**Objective**
Leave the pictures out, and retype all of the material exactly as written.

**Stored records**
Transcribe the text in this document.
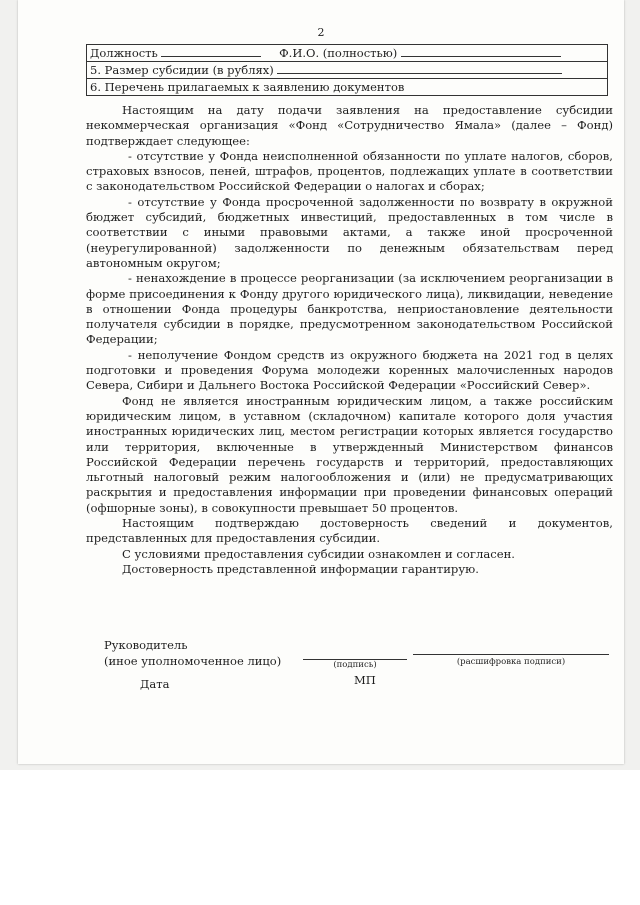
2
Должность	Ф.И.О. (полностью)
5. Размер субсидии (в рублях)
6. Перечень прилагаемых к заявлению документов

Настоящим на дату подачи заявления на предоставление субсидии некоммерческая организация «Фонд «Сотрудничество Ямала» (далее – Фонд) подтверждает следующее:

- отсутствие у Фонда неисполненной обязанности по уплате налогов, сборов, страховых взносов, пеней, штрафов, процентов, подлежащих уплате в соответствии с законодательством Российской Федерации о налогах и сборах;

- отсутствие у Фонда просроченной задолженности по возврату в окружной бюджет субсидий, бюджетных инвестиций, предоставленных в том числе в соответствии с иными правовыми актами, а также иной просроченной (неурегулированной) задолженности по денежным обязательствам перед автономным округом;

- ненахождение в процессе реорганизации (за исключением реорганизации в форме присоединения к Фонду другого юридического лица), ликвидации, неведение в отношении Фонда процедуры банкротства, неприостановление деятельности получателя субсидии в порядке, предусмотренном законодательством Российской Федерации;

- неполучение Фондом средств из окружного бюджета на 2021 год в целях подготовки и проведения Форума молодежи коренных малочисленных народов Севера, Сибири и Дальнего Востока Российской Федерации «Российский Север».

Фонд не является иностранным юридическим лицом, а также российским юридическим лицом, в уставном (складочном) капитале которого доля участия иностранных юридических лиц, местом регистрации которых является государство или территория, включенные в утвержденный Министерством финансов Российской Федерации перечень государств и территорий, предоставляющих льготный налоговый режим налогообложения и (или) не предусматривающих раскрытия и предоставления информации при проведении финансовых операций (офшорные зоны), в совокупности превышает 50 процентов.

Настоящим подтверждаю достоверность сведений и документов, представленных для предоставления субсидии.

С условиями предоставления субсидии ознакомлен и согласен.

Достоверность представленной информации гарантирую.

Руководитель
(иное уполномоченное лицо)	(подпись)	(расшифровка подписи)
Дата	МП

**Written response**
Transcribe the text in this document.
2
Должность	Ф.И.О. (полностью)
5. Размер субсидии (в рублях)
6. Перечень прилагаемых к заявлению документов

Настоящим на дату подачи заявления на предоставление субсидии некоммерческая организация «Фонд «Сотрудничество Ямала» (далее – Фонд) подтверждает следующее:

- отсутствие у Фонда неисполненной обязанности по уплате налогов, сборов, страховых взносов, пеней, штрафов, процентов, подлежащих уплате в соответствии с законодательством Российской Федерации о налогах и сборах;

- отсутствие у Фонда просроченной задолженности по возврату в окружной бюджет субсидий, бюджетных инвестиций, предоставленных в том числе в соответствии с иными правовыми актами, а также иной просроченной (неурегулированной) задолженности по денежным обязательствам перед автономным округом;

- ненахождение в процессе реорганизации (за исключением реорганизации в форме присоединения к Фонду другого юридического лица), ликвидации, неведение в отношении Фонда процедуры банкротства, неприостановление деятельности получателя субсидии в порядке, предусмотренном законодательством Российской Федерации;

- неполучение Фондом средств из окружного бюджета на 2021 год в целях подготовки и проведения Форума молодежи коренных малочисленных народов Севера, Сибири и Дальнего Востока Российской Федерации «Российский Север».

Фонд не является иностранным юридическим лицом, а также российским юридическим лицом, в уставном (складочном) капитале которого доля участия иностранных юридических лиц, местом регистрации которых является государство или территория, включенные в утвержденный Министерством финансов Российской Федерации перечень государств и территорий, предоставляющих льготный налоговый режим налогообложения и (или) не предусматривающих раскрытия и предоставления информации при проведении финансовых операций (офшорные зоны), в совокупности превышает 50 процентов.

Настоящим подтверждаю достоверность сведений и документов, представленных для предоставления субсидии.

С условиями предоставления субсидии ознакомлен и согласен.

Достоверность представленной информации гарантирую.

Руководитель
(иное уполномоченное лицо)	(подпись)	(расшифровка подписи)
Дата	МП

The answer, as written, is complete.